-- begin --

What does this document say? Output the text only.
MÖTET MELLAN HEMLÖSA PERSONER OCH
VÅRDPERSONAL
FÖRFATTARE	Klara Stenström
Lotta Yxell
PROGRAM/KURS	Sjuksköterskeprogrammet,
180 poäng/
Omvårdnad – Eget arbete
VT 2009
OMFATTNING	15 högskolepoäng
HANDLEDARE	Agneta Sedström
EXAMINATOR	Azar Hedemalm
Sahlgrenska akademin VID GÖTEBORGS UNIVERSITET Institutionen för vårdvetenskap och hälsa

-- end --

:: SET PROBLEM ::
Print the listing above in its entirety, with every line exact.

:: SOLUTION TO THIS EXERCISE ::
What does this document say? Output the text only.
MÖTET MELLAN HEMLÖSA PERSONER OCH
VÅRDPERSONAL
FÖRFATTARE	Klara Stenström
Lotta Yxell
PROGRAM/KURS	Sjuksköterskeprogrammet,
180 poäng/
Omvårdnad – Eget arbete
VT 2009
OMFATTNING	15 högskolepoäng
HANDLEDARE	Agneta Sedström
EXAMINATOR	Azar Hedemalm
Sahlgrenska akademin VID GÖTEBORGS UNIVERSITET Institutionen för vårdvetenskap och hälsa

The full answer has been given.